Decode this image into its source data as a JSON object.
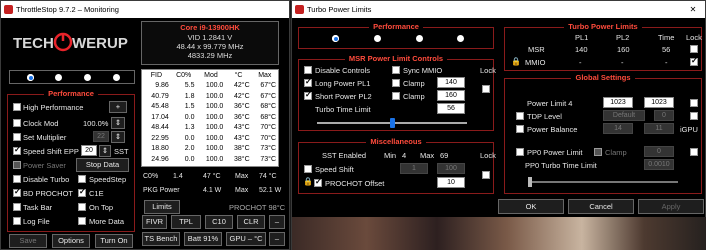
{
  "ts": {
    "title": "ThrottleStop 9.7.2 – Monitoring",
    "logo": "TECHPOWERUP",
    "core": "Core i9-13900HK",
    "vid_label": "VID",
    "vid": "1.2841 V",
    "freq1": "48.44 x 99.779 MHz",
    "freq2": "4833.29 MHz",
    "perf_header": "Performance",
    "options": [
      {
        "label": "High Performance",
        "checked": false
      },
      {
        "label": "Clock Mod",
        "checked": false,
        "value": "100.0%"
      },
      {
        "label": "Set Multiplier",
        "checked": false,
        "value": "22"
      },
      {
        "label": "Speed Shift EPP",
        "checked": true,
        "value": "20",
        "suffix": "SST"
      },
      {
        "label": "Power Saver",
        "checked": false,
        "disabled": true
      },
      {
        "label": "Disable Turbo",
        "checked": false
      },
      {
        "label": "BD PROCHOT",
        "checked": true
      },
      {
        "label": "Task Bar",
        "checked": false
      },
      {
        "label": "Log File",
        "checked": false
      }
    ],
    "options_right": [
      {
        "label": "Stop Data"
      },
      {
        "label": "SpeedStep",
        "checked": false
      },
      {
        "label": "C1E",
        "checked": true
      },
      {
        "label": "On Top",
        "checked": false
      },
      {
        "label": "More Data",
        "checked": false
      }
    ],
    "plus": "+",
    "table_headers": [
      "FID",
      "C0%",
      "Mod",
      "°C",
      "Max"
    ],
    "table_rows": [
      [
        "9.86",
        "5.5",
        "100.0",
        "42°C",
        "67°C"
      ],
      [
        "40.79",
        "1.8",
        "100.0",
        "42°C",
        "67°C"
      ],
      [
        "45.48",
        "1.5",
        "100.0",
        "36°C",
        "68°C"
      ],
      [
        "17.04",
        "0.0",
        "100.0",
        "36°C",
        "68°C"
      ],
      [
        "48.44",
        "1.3",
        "100.0",
        "43°C",
        "70°C"
      ],
      [
        "22.95",
        "0.0",
        "100.0",
        "43°C",
        "70°C"
      ],
      [
        "18.80",
        "2.0",
        "100.0",
        "38°C",
        "73°C"
      ],
      [
        "24.96",
        "0.0",
        "100.0",
        "38°C",
        "73°C"
      ]
    ],
    "c0_label": "C0%",
    "c0": "1.4",
    "c0_unit": "47 °C",
    "max_label": "Max",
    "max": "74 °C",
    "pkg_label": "PKG Power",
    "pkg": "4.1 W",
    "pkg_max_label": "Max",
    "pkg_max": "52.1 W",
    "limits": "Limits",
    "prochot": "PROCHOT 98°C",
    "bottom_btns": [
      "Save",
      "Options",
      "Turn On"
    ],
    "tool_btns": [
      "FIVR",
      "TPL",
      "C10",
      "CLR",
      "–"
    ],
    "bench_btns": [
      "TS Bench",
      "Batt 91%",
      "GPU – °C",
      "–"
    ]
  },
  "tpl": {
    "title": "Turbo Power Limits",
    "perf": "Performance",
    "turbo_header": "Turbo Power Limits",
    "cols": [
      "PL1",
      "PL2",
      "Time",
      "Lock"
    ],
    "msr": {
      "label": "MSR",
      "pl1": "140",
      "pl2": "160",
      "time": "56"
    },
    "mmio": {
      "label": "MMIO",
      "pl1": "-",
      "pl2": "-",
      "time": "-"
    },
    "msr_header": "MSR Power Limit Controls",
    "disable_controls": "Disable Controls",
    "sync_mmio": "Sync MMIO",
    "lock": "Lock",
    "long_pl1": "Long Power PL1",
    "short_pl2": "Short Power PL2",
    "clamp": "Clamp",
    "pl1_val": "140",
    "pl2_val": "160",
    "turbo_time": "Turbo Time Limit",
    "turbo_time_val": "56",
    "misc_header": "Miscellaneous",
    "sst_enabled": "SST Enabled",
    "min_label": "Min",
    "min": "4",
    "max_label": "Max",
    "max": "69",
    "speed_shift": "Speed Shift",
    "speed_shift_val": "1",
    "speed_shift_val2": "100",
    "prochot_offset": "PROCHOT Offset",
    "prochot_val": "10",
    "global_header": "Global Settings",
    "power_limit4": "Power Limit 4",
    "pl4_a": "1023",
    "pl4_b": "1023",
    "tdp_level": "TDP Level",
    "tdp_val": "Default",
    "tdp_b": "0",
    "power_balance": "Power Balance",
    "pb_a": "14",
    "pb_b": "11",
    "igpu": "iGPU",
    "pp0": "PP0 Power Limit",
    "pp0_clamp": "Clamp",
    "pp0_val": "0",
    "pp0_time": "PP0 Turbo Time Limit",
    "pp0_time_val": "0.0010",
    "ok": "OK",
    "cancel": "Cancel",
    "apply": "Apply"
  }
}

|---|

• What the task requires
Collect each line holding the string "true".

• Answer
        "checked": true,
        "disabled": true
        "checked": true
        "checked": true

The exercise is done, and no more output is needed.